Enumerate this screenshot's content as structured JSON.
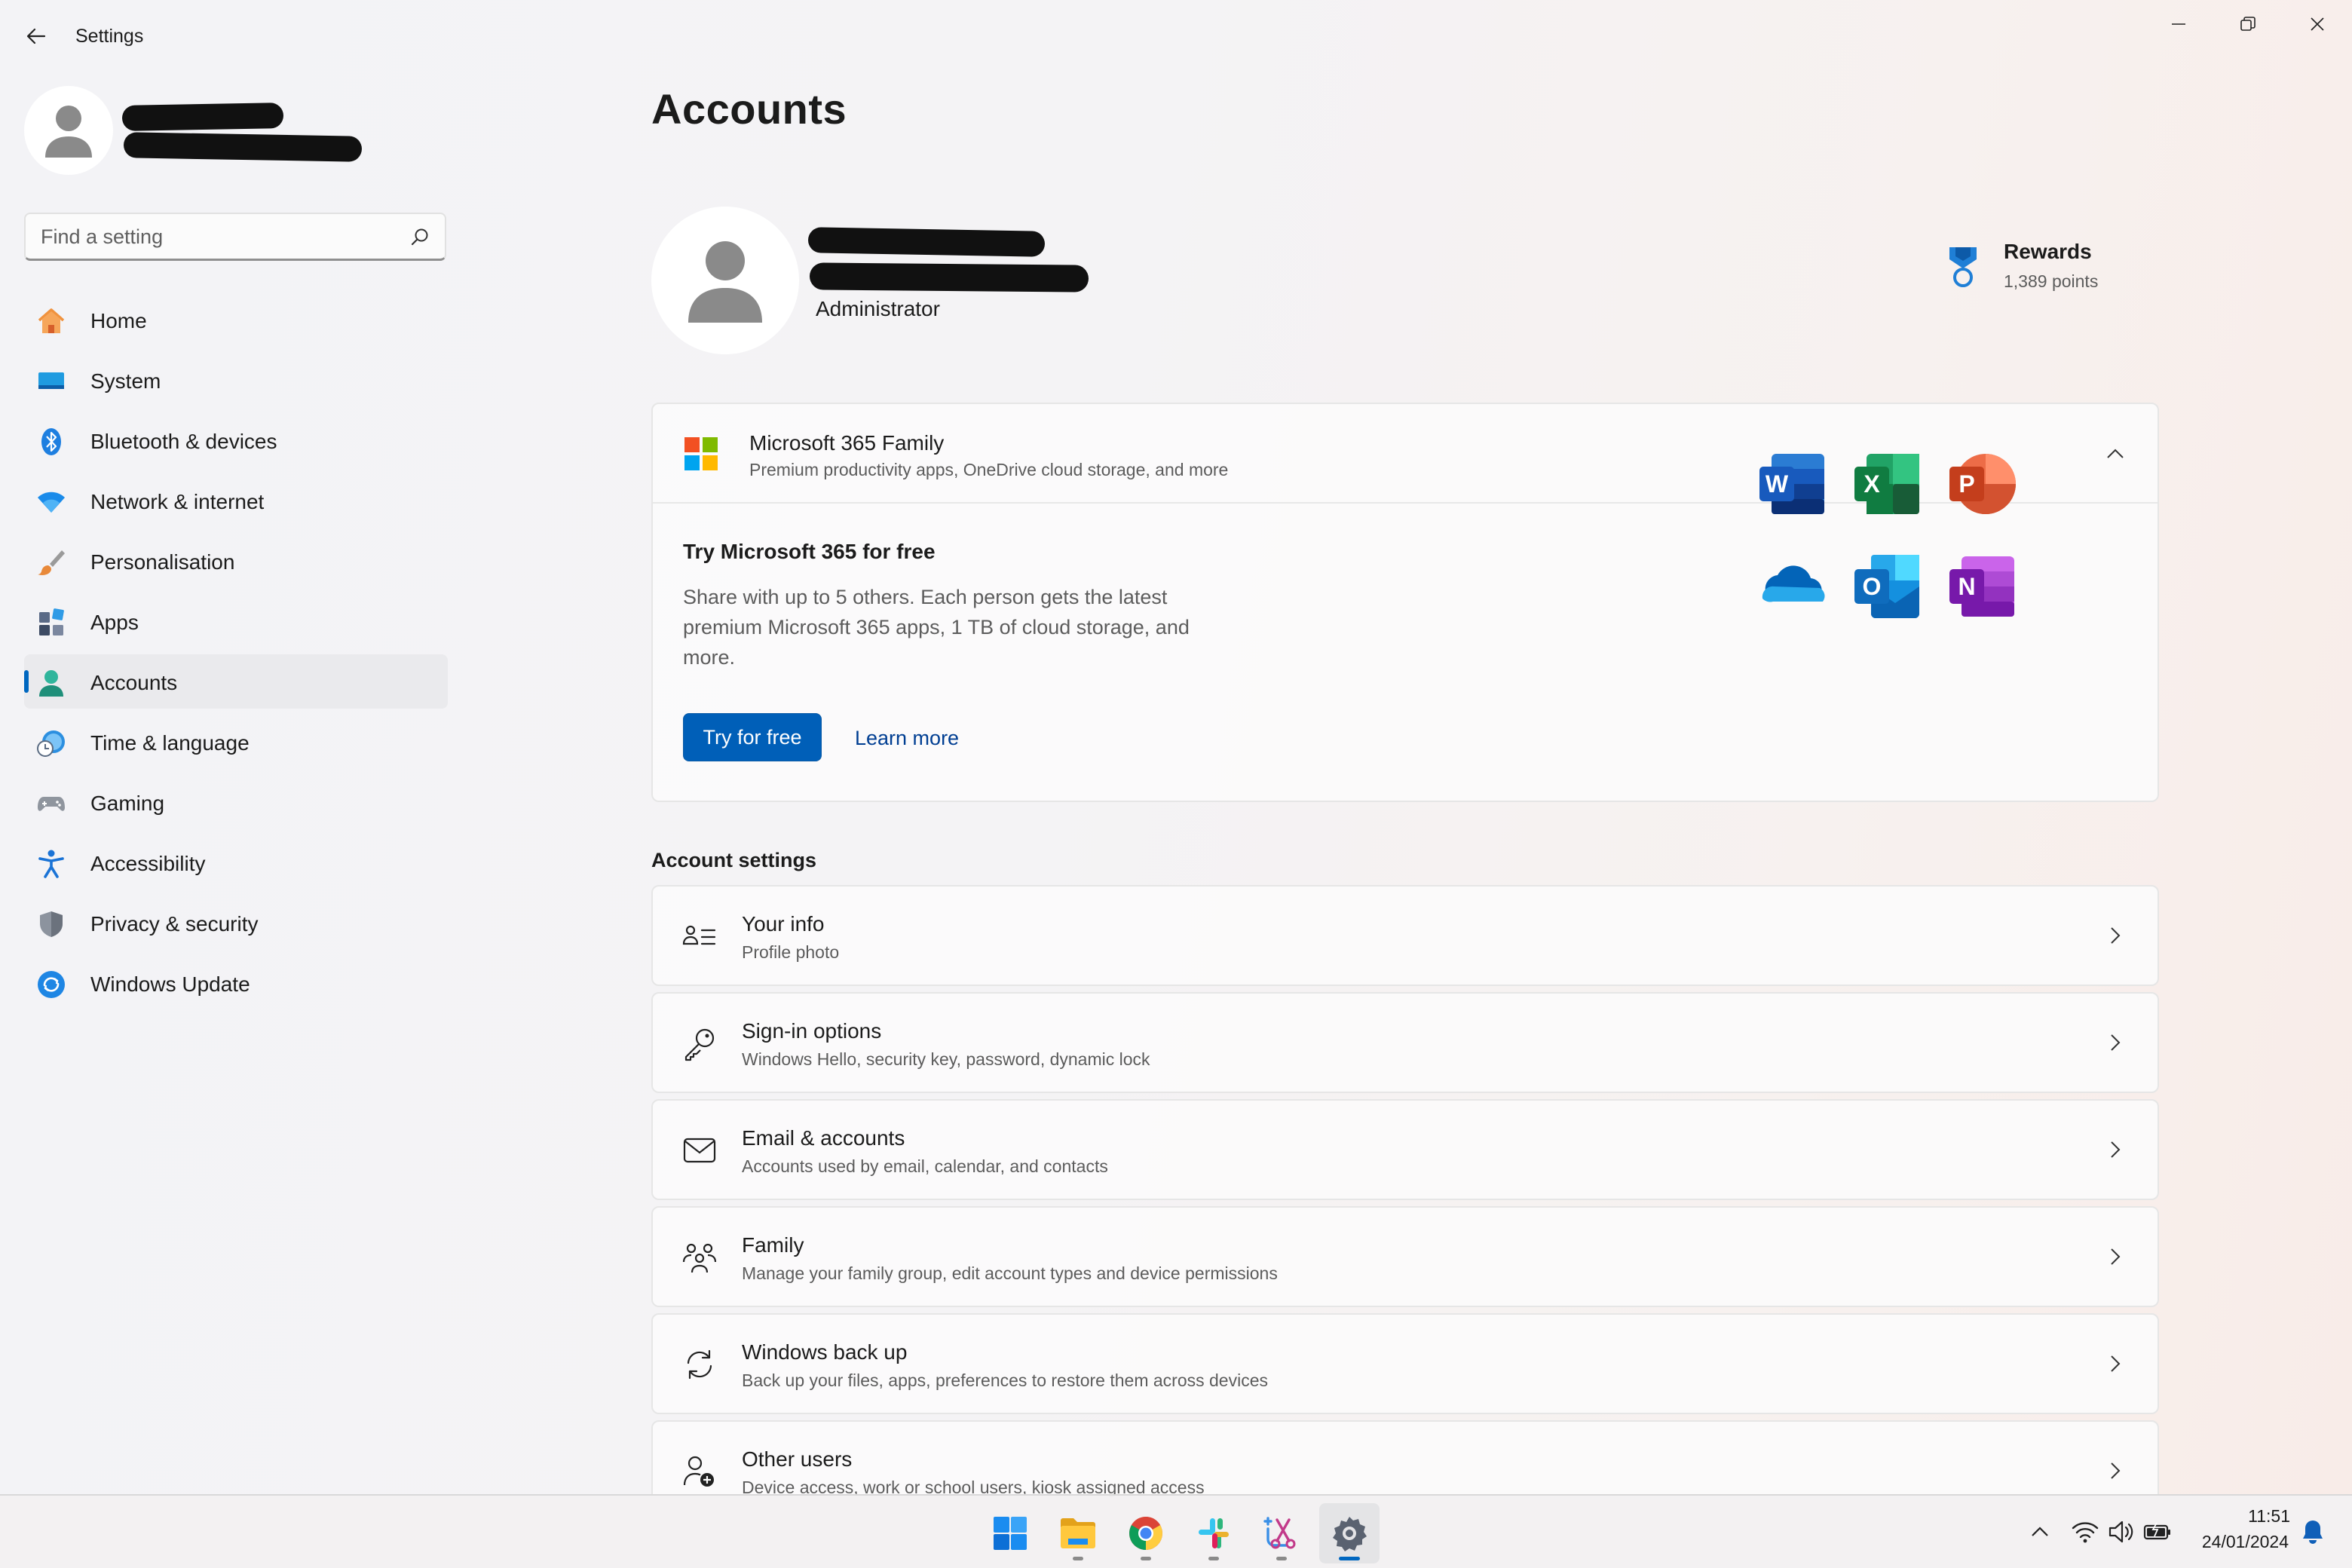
{
  "window": {
    "title": "Settings"
  },
  "sidebar": {
    "search": {
      "placeholder": "Find a setting",
      "value": ""
    },
    "items": [
      {
        "label": "Home",
        "icon": "home-icon"
      },
      {
        "label": "System",
        "icon": "system-icon"
      },
      {
        "label": "Bluetooth & devices",
        "icon": "bluetooth-icon"
      },
      {
        "label": "Network & internet",
        "icon": "wifi-icon"
      },
      {
        "label": "Personalisation",
        "icon": "brush-icon"
      },
      {
        "label": "Apps",
        "icon": "apps-icon"
      },
      {
        "label": "Accounts",
        "icon": "accounts-icon",
        "selected": true
      },
      {
        "label": "Time & language",
        "icon": "clock-globe-icon"
      },
      {
        "label": "Gaming",
        "icon": "gamepad-icon"
      },
      {
        "label": "Accessibility",
        "icon": "accessibility-icon"
      },
      {
        "label": "Privacy & security",
        "icon": "shield-icon"
      },
      {
        "label": "Windows Update",
        "icon": "update-icon"
      }
    ]
  },
  "main": {
    "title": "Accounts",
    "account": {
      "role": "Administrator"
    },
    "rewards": {
      "title": "Rewards",
      "points": "1,389 points"
    },
    "m365": {
      "title": "Microsoft 365 Family",
      "subtitle": "Premium productivity apps, OneDrive cloud storage, and more",
      "offer_title": "Try Microsoft 365 for free",
      "offer_desc": "Share with up to 5 others. Each person gets the latest premium Microsoft 365 apps, 1 TB of cloud storage, and more.",
      "try_label": "Try for free",
      "learn_label": "Learn more",
      "apps": [
        {
          "letter": "W",
          "icon": "word-icon"
        },
        {
          "letter": "X",
          "icon": "excel-icon"
        },
        {
          "letter": "P",
          "icon": "powerpoint-icon"
        },
        {
          "letter": "",
          "icon": "onedrive-icon"
        },
        {
          "letter": "O",
          "icon": "outlook-icon"
        },
        {
          "letter": "N",
          "icon": "onenote-icon"
        }
      ]
    },
    "settings_heading": "Account settings",
    "rows": [
      {
        "title": "Your info",
        "subtitle": "Profile photo",
        "icon": "person-card-icon"
      },
      {
        "title": "Sign-in options",
        "subtitle": "Windows Hello, security key, password, dynamic lock",
        "icon": "key-icon"
      },
      {
        "title": "Email & accounts",
        "subtitle": "Accounts used by email, calendar, and contacts",
        "icon": "mail-icon"
      },
      {
        "title": "Family",
        "subtitle": "Manage your family group, edit account types and device permissions",
        "icon": "family-icon"
      },
      {
        "title": "Windows back up",
        "subtitle": "Back up your files, apps, preferences to restore them across devices",
        "icon": "sync-icon"
      },
      {
        "title": "Other users",
        "subtitle": "Device access, work or school users, kiosk assigned access",
        "icon": "add-user-icon"
      }
    ]
  },
  "taskbar": {
    "apps": [
      "start-icon",
      "file-explorer-icon",
      "chrome-icon",
      "slack-icon",
      "snipping-tool-icon",
      "settings-icon"
    ],
    "time": "11:51",
    "date": "24/01/2024"
  },
  "colors": {
    "accent": "#005fb8",
    "link": "#003e92"
  }
}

Directions — Strip out the images, then output the records above word for word.

Task result —
Enumerate this screenshot's content as structured JSON.
{
  "window": {
    "title": "Settings"
  },
  "sidebar": {
    "search": {
      "placeholder": "Find a setting",
      "value": ""
    },
    "items": [
      {
        "label": "Home",
        "icon": "home-icon"
      },
      {
        "label": "System",
        "icon": "system-icon"
      },
      {
        "label": "Bluetooth & devices",
        "icon": "bluetooth-icon"
      },
      {
        "label": "Network & internet",
        "icon": "wifi-icon"
      },
      {
        "label": "Personalisation",
        "icon": "brush-icon"
      },
      {
        "label": "Apps",
        "icon": "apps-icon"
      },
      {
        "label": "Accounts",
        "icon": "accounts-icon",
        "selected": true
      },
      {
        "label": "Time & language",
        "icon": "clock-globe-icon"
      },
      {
        "label": "Gaming",
        "icon": "gamepad-icon"
      },
      {
        "label": "Accessibility",
        "icon": "accessibility-icon"
      },
      {
        "label": "Privacy & security",
        "icon": "shield-icon"
      },
      {
        "label": "Windows Update",
        "icon": "update-icon"
      }
    ]
  },
  "main": {
    "title": "Accounts",
    "account": {
      "role": "Administrator"
    },
    "rewards": {
      "title": "Rewards",
      "points": "1,389 points"
    },
    "m365": {
      "title": "Microsoft 365 Family",
      "subtitle": "Premium productivity apps, OneDrive cloud storage, and more",
      "offer_title": "Try Microsoft 365 for free",
      "offer_desc": "Share with up to 5 others. Each person gets the latest premium Microsoft 365 apps, 1 TB of cloud storage, and more.",
      "try_label": "Try for free",
      "learn_label": "Learn more",
      "apps": [
        {
          "letter": "W",
          "icon": "word-icon"
        },
        {
          "letter": "X",
          "icon": "excel-icon"
        },
        {
          "letter": "P",
          "icon": "powerpoint-icon"
        },
        {
          "letter": "",
          "icon": "onedrive-icon"
        },
        {
          "letter": "O",
          "icon": "outlook-icon"
        },
        {
          "letter": "N",
          "icon": "onenote-icon"
        }
      ]
    },
    "settings_heading": "Account settings",
    "rows": [
      {
        "title": "Your info",
        "subtitle": "Profile photo",
        "icon": "person-card-icon"
      },
      {
        "title": "Sign-in options",
        "subtitle": "Windows Hello, security key, password, dynamic lock",
        "icon": "key-icon"
      },
      {
        "title": "Email & accounts",
        "subtitle": "Accounts used by email, calendar, and contacts",
        "icon": "mail-icon"
      },
      {
        "title": "Family",
        "subtitle": "Manage your family group, edit account types and device permissions",
        "icon": "family-icon"
      },
      {
        "title": "Windows back up",
        "subtitle": "Back up your files, apps, preferences to restore them across devices",
        "icon": "sync-icon"
      },
      {
        "title": "Other users",
        "subtitle": "Device access, work or school users, kiosk assigned access",
        "icon": "add-user-icon"
      }
    ]
  },
  "taskbar": {
    "apps": [
      "start-icon",
      "file-explorer-icon",
      "chrome-icon",
      "slack-icon",
      "snipping-tool-icon",
      "settings-icon"
    ],
    "time": "11:51",
    "date": "24/01/2024"
  },
  "colors": {
    "accent": "#005fb8",
    "link": "#003e92"
  }
}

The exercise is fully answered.